----- Entries provided -----

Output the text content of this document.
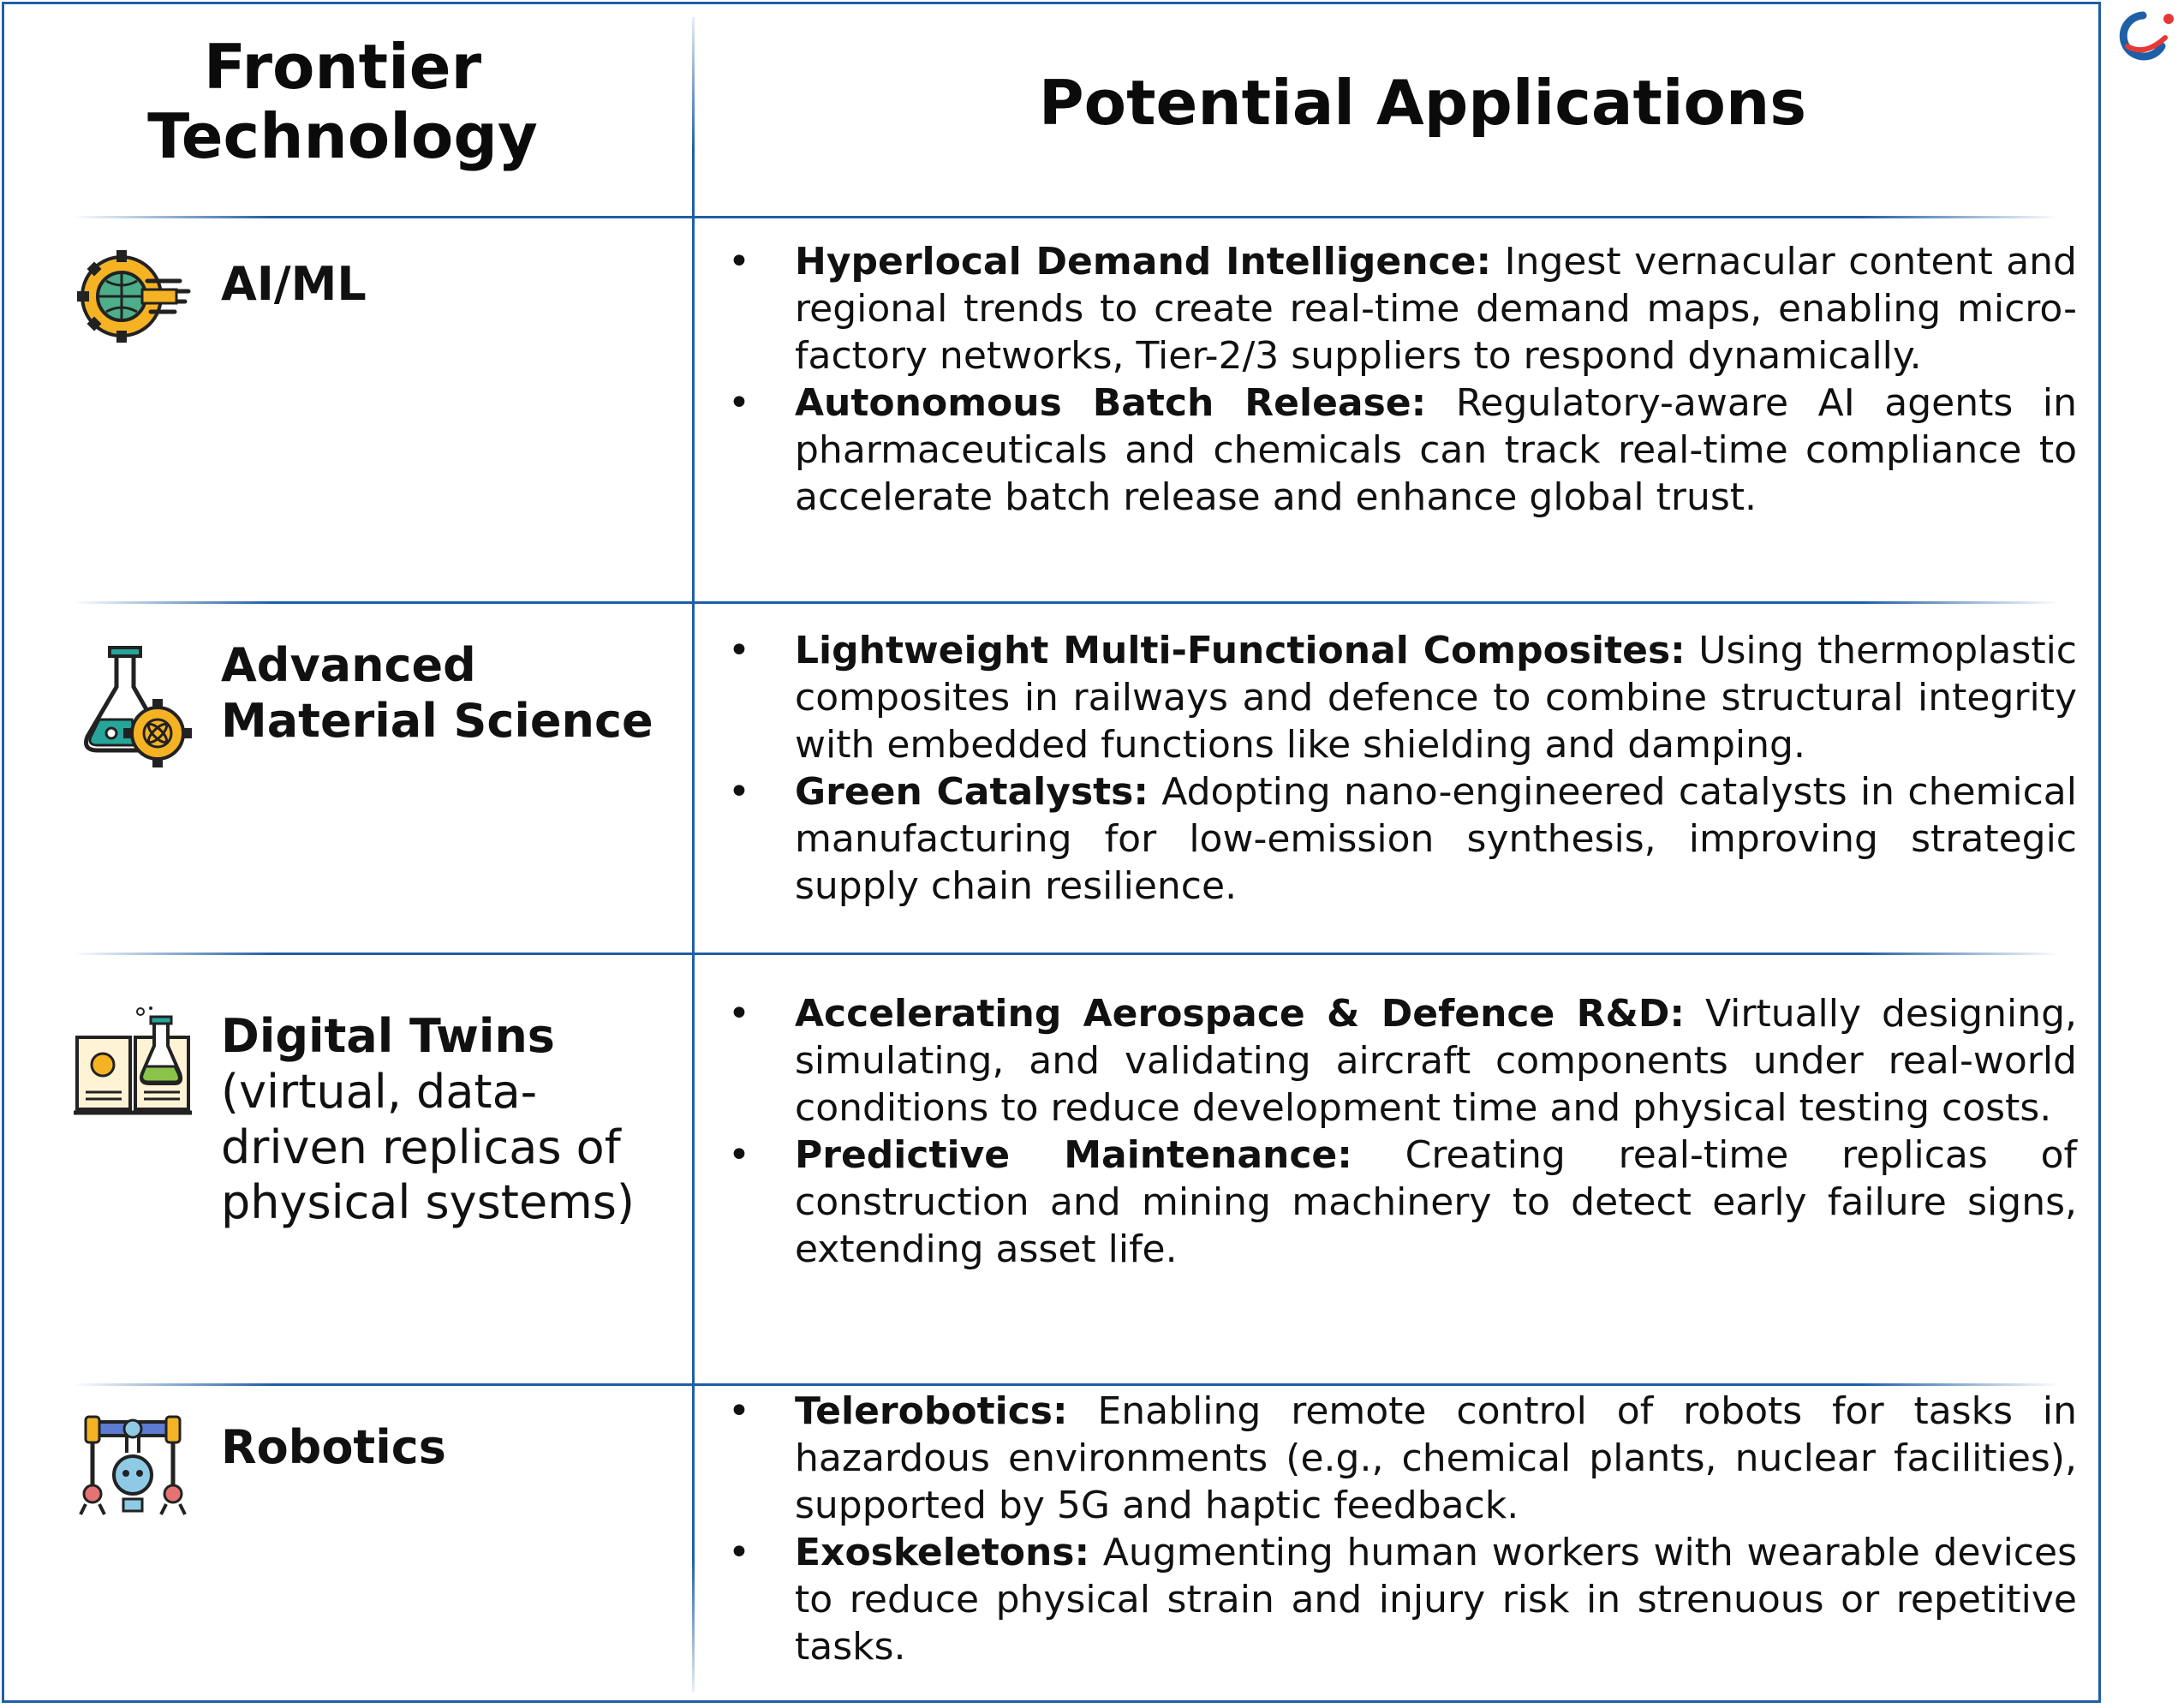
Frontier Technology	Potential Applications
AI/ML
•	Hyperlocal Demand Intelligence: Ingest vernacular content and regional trends to create real-time demand maps, enabling micro-factory networks, Tier-2/3 suppliers to respond dynamically.
• Autonomous Batch Release: Regulatory-aware AI agents in pharmaceuticals and chemicals can track real-time compliance to accelerate batch release and enhance global trust.
Advanced Material Science
• Lightweight Multi-Functional Composites: Using thermoplastic composites in railways and defence to combine structural integrity with embedded functions like shielding and damping.
• Green Catalysts: Adopting nano-engineered catalysts in chemical manufacturing for low-emission synthesis, improving strategic supply chain resilience.
Digital Twins
(virtual, data-driven replicas of physical systems)
• Accelerating Aerospace & Defence R&D: Virtually designing, simulating, and validating aircraft components under real-world conditions to reduce development time and physical testing costs.
• Predictive Maintenance: Creating real-time replicas of construction and mining machinery to detect early failure signs, extending asset life.
Robotics
• Telerobotics: Enabling remote control of robots for tasks in hazardous environments (e.g., chemical plants, nuclear facilities), supported by 5G and haptic feedback.
• Exoskeletons: Augmenting human workers with wearable devices to reduce physical strain and injury risk in strenuous or repetitive tasks.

-----

• **Task statement**
Output the records above exactly; leave out the pictures.

• **Worked answer**
Output the text content of this document.
Frontier Technology	Potential Applications
AI/ML
•	Hyperlocal Demand Intelligence: Ingest vernacular content and regional trends to create real-time demand maps, enabling micro-factory networks, Tier-2/3 suppliers to respond dynamically.
• Autonomous Batch Release: Regulatory-aware AI agents in pharmaceuticals and chemicals can track real-time compliance to accelerate batch release and enhance global trust.
Advanced Material Science
• Lightweight Multi-Functional Composites: Using thermoplastic composites in railways and defence to combine structural integrity with embedded functions like shielding and damping.
• Green Catalysts: Adopting nano-engineered catalysts in chemical manufacturing for low-emission synthesis, improving strategic supply chain resilience.
Digital Twins
(virtual, data-driven replicas of physical systems)
• Accelerating Aerospace & Defence R&D: Virtually designing, simulating, and validating aircraft components under real-world conditions to reduce development time and physical testing costs.
• Predictive Maintenance: Creating real-time replicas of construction and mining machinery to detect early failure signs, extending asset life.
Robotics
• Telerobotics: Enabling remote control of robots for tasks in hazardous environments (e.g., chemical plants, nuclear facilities), supported by 5G and haptic feedback.
• Exoskeletons: Augmenting human workers with wearable devices to reduce physical strain and injury risk in strenuous or repetitive tasks.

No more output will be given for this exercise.